- _Exercise objective_
Restate the entries below word for word, omitting nothing.
-- START --
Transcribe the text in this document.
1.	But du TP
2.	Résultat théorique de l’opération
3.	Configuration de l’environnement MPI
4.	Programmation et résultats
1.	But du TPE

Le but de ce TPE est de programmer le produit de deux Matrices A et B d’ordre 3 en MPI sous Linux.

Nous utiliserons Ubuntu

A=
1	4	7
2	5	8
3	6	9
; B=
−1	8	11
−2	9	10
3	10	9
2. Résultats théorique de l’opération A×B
-- END --
- _Worked answer_
Transcribe the text in this document.
1.	But du TP
2.	Résultat théorique de l’opération
3.	Configuration de l’environnement MPI
4.	Programmation et résultats
1.	But du TPE

Le but de ce TPE est de programmer le produit de deux Matrices A et B d’ordre 3 en MPI sous Linux.

Nous utiliserons Ubuntu

A=
1	4	7
2	5	8
3	6	9
; B=
−1	8	11
−2	9	10
3	10	9
2. Résultats théorique de l’opération A×B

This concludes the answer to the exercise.